Written request
Below are the records; pull every line that includes "xlabel".

(Dataset entries)
▬▬▬
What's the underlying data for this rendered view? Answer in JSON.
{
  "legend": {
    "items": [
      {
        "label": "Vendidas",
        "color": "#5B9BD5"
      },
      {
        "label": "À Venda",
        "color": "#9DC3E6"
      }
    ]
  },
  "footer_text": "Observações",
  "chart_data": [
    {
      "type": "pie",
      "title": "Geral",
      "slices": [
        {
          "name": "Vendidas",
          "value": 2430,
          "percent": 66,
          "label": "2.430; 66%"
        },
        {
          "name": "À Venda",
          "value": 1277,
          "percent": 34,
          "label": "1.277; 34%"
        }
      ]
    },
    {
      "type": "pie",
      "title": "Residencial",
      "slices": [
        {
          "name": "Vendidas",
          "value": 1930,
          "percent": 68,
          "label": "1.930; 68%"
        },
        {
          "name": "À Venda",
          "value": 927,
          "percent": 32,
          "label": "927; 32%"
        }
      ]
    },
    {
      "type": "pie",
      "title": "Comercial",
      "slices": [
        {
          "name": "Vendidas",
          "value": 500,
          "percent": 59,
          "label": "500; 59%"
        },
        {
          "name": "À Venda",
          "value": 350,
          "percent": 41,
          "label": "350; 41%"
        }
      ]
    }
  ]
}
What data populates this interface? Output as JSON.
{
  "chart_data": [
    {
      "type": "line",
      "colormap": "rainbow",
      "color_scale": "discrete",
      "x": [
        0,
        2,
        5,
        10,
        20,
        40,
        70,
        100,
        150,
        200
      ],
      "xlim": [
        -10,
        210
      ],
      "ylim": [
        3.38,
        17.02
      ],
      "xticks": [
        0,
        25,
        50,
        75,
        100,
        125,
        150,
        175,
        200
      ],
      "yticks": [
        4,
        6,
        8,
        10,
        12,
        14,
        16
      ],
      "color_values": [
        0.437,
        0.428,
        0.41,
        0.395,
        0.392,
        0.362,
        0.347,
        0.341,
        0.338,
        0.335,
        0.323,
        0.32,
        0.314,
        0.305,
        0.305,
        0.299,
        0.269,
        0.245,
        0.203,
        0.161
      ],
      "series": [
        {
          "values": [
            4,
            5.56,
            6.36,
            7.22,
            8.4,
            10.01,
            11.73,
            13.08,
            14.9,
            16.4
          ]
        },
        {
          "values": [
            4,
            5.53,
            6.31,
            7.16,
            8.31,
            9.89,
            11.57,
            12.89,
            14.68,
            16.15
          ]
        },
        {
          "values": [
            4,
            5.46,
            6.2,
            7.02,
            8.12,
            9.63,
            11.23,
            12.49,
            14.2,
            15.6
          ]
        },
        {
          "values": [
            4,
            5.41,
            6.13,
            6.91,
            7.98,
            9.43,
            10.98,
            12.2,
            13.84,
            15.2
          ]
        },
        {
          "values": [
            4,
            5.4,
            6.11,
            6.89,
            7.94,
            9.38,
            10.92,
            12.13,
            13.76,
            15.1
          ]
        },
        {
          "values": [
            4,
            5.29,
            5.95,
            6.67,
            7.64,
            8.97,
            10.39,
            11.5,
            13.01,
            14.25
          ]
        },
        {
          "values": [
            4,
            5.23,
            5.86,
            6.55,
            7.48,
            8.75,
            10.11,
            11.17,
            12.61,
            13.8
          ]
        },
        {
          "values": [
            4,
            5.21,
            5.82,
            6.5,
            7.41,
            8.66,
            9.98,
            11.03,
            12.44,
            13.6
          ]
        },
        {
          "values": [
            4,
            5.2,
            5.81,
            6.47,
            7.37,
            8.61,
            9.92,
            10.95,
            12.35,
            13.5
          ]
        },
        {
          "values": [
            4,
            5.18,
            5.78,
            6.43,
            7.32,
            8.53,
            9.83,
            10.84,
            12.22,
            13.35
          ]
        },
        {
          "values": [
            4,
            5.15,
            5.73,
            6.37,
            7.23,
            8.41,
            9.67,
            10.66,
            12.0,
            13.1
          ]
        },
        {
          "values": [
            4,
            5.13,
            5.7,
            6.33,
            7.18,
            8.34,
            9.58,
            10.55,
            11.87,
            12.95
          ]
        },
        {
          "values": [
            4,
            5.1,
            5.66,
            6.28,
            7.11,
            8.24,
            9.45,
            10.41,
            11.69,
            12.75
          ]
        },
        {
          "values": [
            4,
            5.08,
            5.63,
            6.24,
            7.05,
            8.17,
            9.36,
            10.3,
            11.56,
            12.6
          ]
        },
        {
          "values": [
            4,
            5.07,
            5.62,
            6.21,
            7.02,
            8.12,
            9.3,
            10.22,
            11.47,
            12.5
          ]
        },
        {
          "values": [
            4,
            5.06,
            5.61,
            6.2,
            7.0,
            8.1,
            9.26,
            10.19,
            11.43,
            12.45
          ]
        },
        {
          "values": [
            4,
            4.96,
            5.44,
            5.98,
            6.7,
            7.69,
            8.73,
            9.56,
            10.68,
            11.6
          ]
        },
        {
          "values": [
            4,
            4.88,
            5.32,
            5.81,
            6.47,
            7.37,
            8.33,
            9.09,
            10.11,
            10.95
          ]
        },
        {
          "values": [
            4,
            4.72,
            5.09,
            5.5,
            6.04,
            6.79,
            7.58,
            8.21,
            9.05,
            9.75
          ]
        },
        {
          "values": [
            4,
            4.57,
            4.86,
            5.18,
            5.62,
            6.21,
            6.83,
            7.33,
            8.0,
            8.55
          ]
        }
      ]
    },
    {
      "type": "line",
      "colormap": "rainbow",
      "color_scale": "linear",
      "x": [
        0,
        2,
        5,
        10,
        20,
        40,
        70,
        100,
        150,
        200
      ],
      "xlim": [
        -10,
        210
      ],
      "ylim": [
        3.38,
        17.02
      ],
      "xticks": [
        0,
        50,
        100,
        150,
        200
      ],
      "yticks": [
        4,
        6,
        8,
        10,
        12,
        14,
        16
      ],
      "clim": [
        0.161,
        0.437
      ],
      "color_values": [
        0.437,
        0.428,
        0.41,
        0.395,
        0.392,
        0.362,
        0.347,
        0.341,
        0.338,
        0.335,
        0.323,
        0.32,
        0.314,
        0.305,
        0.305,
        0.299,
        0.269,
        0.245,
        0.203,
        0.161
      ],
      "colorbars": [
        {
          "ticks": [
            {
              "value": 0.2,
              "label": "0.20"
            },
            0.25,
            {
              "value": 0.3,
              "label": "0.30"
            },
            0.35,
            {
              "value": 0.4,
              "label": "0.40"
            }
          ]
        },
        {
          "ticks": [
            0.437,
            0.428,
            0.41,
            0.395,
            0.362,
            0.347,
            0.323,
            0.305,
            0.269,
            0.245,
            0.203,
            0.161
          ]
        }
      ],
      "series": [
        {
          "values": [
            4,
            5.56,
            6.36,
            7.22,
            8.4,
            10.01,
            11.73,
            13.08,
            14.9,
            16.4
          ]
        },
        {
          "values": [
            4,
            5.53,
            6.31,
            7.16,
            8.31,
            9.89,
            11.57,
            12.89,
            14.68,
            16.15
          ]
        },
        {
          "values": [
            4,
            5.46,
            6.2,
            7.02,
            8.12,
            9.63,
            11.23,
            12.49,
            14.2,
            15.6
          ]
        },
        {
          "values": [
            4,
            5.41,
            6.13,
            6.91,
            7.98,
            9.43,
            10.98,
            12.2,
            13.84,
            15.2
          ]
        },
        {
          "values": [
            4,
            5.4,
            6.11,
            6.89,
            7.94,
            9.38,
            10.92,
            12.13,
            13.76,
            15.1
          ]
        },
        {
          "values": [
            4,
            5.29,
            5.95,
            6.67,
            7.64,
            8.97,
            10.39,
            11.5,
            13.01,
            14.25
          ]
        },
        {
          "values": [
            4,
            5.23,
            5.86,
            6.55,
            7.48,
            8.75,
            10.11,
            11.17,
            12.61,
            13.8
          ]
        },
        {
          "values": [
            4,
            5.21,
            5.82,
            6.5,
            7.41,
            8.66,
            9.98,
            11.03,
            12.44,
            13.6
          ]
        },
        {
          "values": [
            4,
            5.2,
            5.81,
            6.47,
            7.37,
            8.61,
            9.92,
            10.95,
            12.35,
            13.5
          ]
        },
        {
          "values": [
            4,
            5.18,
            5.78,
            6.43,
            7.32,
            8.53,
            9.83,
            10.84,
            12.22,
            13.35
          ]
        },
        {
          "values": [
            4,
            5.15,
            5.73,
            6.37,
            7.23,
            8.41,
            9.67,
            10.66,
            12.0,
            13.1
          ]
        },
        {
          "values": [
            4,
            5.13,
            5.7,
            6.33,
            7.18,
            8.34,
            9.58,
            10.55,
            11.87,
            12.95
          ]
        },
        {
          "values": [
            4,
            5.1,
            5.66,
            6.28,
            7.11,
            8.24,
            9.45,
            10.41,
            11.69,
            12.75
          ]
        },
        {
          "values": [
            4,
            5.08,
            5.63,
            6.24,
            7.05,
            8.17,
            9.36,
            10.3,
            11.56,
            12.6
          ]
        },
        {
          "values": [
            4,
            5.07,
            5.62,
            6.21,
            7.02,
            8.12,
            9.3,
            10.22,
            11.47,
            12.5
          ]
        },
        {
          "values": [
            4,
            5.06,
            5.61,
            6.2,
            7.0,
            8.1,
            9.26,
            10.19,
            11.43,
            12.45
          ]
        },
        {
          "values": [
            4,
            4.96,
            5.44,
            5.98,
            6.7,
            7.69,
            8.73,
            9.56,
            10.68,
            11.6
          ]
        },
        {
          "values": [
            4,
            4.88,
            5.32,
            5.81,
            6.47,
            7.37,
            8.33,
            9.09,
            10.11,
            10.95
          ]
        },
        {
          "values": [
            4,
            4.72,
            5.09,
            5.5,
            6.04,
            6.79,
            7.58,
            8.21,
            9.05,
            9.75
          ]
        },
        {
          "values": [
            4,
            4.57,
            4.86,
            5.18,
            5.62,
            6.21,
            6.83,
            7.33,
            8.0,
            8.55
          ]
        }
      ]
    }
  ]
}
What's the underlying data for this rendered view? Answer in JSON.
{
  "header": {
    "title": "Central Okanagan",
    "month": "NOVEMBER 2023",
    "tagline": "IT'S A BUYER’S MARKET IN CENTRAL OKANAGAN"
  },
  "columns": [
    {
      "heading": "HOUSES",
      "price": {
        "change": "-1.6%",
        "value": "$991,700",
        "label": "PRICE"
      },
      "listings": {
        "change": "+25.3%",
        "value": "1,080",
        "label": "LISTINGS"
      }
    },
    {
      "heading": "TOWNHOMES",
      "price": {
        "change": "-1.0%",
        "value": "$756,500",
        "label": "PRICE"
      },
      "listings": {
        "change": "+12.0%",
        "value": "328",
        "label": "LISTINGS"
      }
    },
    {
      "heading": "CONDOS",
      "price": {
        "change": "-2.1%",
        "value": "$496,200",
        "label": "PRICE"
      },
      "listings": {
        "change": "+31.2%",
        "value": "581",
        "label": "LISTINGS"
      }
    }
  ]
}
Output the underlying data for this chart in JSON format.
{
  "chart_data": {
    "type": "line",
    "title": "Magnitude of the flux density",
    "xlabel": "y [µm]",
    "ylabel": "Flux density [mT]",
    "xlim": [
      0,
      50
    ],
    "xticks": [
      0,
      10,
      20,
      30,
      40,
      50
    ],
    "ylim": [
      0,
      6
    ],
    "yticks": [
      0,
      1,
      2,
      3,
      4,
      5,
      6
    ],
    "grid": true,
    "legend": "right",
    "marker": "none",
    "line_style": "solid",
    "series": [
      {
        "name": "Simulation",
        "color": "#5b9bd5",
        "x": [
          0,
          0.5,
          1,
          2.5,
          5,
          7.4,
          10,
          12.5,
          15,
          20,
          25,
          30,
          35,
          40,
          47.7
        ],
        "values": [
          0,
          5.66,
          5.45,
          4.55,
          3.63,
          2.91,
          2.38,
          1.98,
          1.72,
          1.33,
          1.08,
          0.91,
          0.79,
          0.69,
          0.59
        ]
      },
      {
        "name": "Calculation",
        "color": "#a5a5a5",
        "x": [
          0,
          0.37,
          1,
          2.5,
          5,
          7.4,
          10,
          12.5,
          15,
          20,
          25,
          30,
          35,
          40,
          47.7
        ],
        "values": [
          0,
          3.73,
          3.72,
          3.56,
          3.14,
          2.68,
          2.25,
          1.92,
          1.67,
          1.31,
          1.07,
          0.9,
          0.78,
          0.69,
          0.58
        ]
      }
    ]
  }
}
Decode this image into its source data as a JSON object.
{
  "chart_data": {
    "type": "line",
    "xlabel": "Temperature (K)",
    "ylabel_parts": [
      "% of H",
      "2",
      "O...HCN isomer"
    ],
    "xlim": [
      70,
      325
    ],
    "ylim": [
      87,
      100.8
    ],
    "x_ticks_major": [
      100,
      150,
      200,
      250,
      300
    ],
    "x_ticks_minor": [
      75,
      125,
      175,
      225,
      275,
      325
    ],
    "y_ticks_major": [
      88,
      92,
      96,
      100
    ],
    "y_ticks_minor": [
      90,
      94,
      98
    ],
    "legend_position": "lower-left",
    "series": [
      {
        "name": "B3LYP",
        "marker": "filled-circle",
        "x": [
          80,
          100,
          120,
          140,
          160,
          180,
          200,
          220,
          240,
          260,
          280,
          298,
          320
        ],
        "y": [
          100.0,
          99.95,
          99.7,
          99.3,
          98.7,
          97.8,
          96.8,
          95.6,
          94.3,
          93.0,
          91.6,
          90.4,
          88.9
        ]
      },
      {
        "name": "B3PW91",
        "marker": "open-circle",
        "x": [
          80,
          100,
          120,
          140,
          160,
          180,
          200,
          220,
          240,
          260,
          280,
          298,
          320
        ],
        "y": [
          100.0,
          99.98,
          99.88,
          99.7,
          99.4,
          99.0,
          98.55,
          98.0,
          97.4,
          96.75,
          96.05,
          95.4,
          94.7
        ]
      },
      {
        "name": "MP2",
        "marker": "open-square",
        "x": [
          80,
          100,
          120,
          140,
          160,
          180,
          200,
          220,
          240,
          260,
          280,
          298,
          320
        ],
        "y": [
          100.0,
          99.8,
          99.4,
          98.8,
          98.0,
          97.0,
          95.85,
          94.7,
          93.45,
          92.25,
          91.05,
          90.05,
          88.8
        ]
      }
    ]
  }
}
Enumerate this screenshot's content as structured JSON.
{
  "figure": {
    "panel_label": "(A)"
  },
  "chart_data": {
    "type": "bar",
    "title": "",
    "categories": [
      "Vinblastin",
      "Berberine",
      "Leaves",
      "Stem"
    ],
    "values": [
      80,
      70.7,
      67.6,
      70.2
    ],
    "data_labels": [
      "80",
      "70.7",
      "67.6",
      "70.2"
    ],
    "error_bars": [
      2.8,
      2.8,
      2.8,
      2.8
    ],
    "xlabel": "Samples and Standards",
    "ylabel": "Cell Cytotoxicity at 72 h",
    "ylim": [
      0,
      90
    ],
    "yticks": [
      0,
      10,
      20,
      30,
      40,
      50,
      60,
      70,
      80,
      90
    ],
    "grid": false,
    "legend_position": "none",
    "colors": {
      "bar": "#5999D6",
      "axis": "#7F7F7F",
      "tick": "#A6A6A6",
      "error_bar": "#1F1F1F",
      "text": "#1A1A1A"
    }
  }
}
▬▬▬
Response to the task
    "xlabel": "y [µm]",
    "xlabel": "Temperature (K)",
    "xlabel": "Samples and Standards",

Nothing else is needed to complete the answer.